DESCRIPTION OF THE TASK
Repeat what the lines below say, word for word, and skip every image.

Dataset excerpt:
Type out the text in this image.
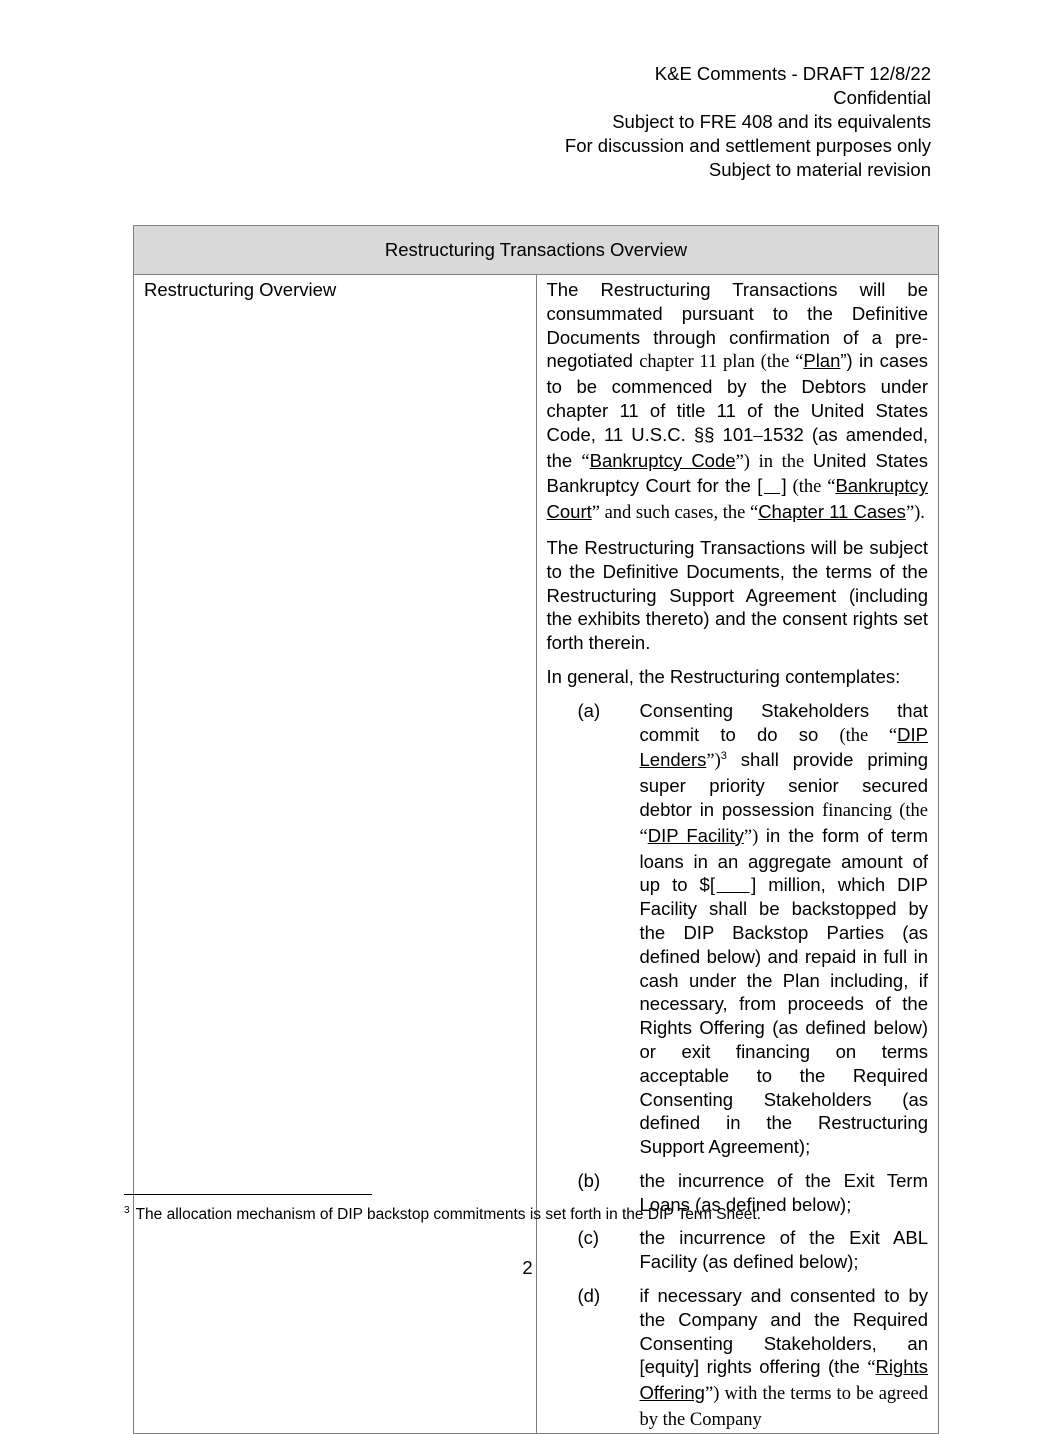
K&E Comments - DRAFT 12/8/22
Confidential
Subject to FRE 408 and its equivalents
For discussion and settlement purposes only
Subject to material revision
Restructuring Transactions Overview
Restructuring Overview	The Restructuring Transactions will be consummated pursuant to the Definitive Documents through confirmation of a pre-negotiated chapter 11 plan (the “Plan”) in cases to be commenced by the Debtors under chapter 11 of title 11 of the United States Code, 11 U.S.C. §§ 101–1532 (as amended, the “Bankruptcy Code”) in the United States Bankruptcy Court for the [   ] (the “Bankruptcy Court” and such cases, the “Chapter 11 Cases”).

The Restructuring Transactions will be subject to the Definitive Documents, the terms of the Restructuring Support Agreement (including the exhibits thereto) and the consent rights set forth therein.

In general, the Restructuring contemplates:

(a)	Consenting Stakeholders that commit to do so (the “DIP Lenders”)$^3$ shall provide priming super priority senior secured debtor in possession financing (the “DIP Facility”) in the form of term loans in an aggregate amount of up to $[   ] million, which DIP Facility shall be backstopped by the DIP Backstop Parties (as defined below) and repaid in full in cash under the Plan including, if necessary, from proceeds of the Rights Offering (as defined below) or exit financing on terms acceptable to the Required Consenting Stakeholders (as defined in the Restructuring Support Agreement);
(b)	the incurrence of the Exit Term Loans (as defined below);
(c)	the incurrence of the Exit ABL Facility (as defined below);
(d)	if necessary and consented to by the Company and the Required Consenting Stakeholders, an [equity] rights offering (the “Rights Offering”) with the terms to be agreed by the Company
$^3$ The allocation mechanism of DIP backstop commitments is set forth in the DIP Term Sheet.
2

CORRECT ANSWER
Type out the text in this image.
K&E Comments - DRAFT 12/8/22
Confidential
Subject to FRE 408 and its equivalents
For discussion and settlement purposes only
Subject to material revision
Restructuring Transactions Overview
Restructuring Overview	The Restructuring Transactions will be consummated pursuant to the Definitive Documents through confirmation of a pre-negotiated chapter 11 plan (the “Plan”) in cases to be commenced by the Debtors under chapter 11 of title 11 of the United States Code, 11 U.S.C. §§ 101–1532 (as amended, the “Bankruptcy Code”) in the United States Bankruptcy Court for the [   ] (the “Bankruptcy Court” and such cases, the “Chapter 11 Cases”).

The Restructuring Transactions will be subject to the Definitive Documents, the terms of the Restructuring Support Agreement (including the exhibits thereto) and the consent rights set forth therein.

In general, the Restructuring contemplates:

(a)	Consenting Stakeholders that commit to do so (the “DIP Lenders”)$^3$ shall provide priming super priority senior secured debtor in possession financing (the “DIP Facility”) in the form of term loans in an aggregate amount of up to $[   ] million, which DIP Facility shall be backstopped by the DIP Backstop Parties (as defined below) and repaid in full in cash under the Plan including, if necessary, from proceeds of the Rights Offering (as defined below) or exit financing on terms acceptable to the Required Consenting Stakeholders (as defined in the Restructuring Support Agreement);
(b)	the incurrence of the Exit Term Loans (as defined below);
(c)	the incurrence of the Exit ABL Facility (as defined below);
(d)	if necessary and consented to by the Company and the Required Consenting Stakeholders, an [equity] rights offering (the “Rights Offering”) with the terms to be agreed by the Company
$^3$ The allocation mechanism of DIP backstop commitments is set forth in the DIP Term Sheet.
2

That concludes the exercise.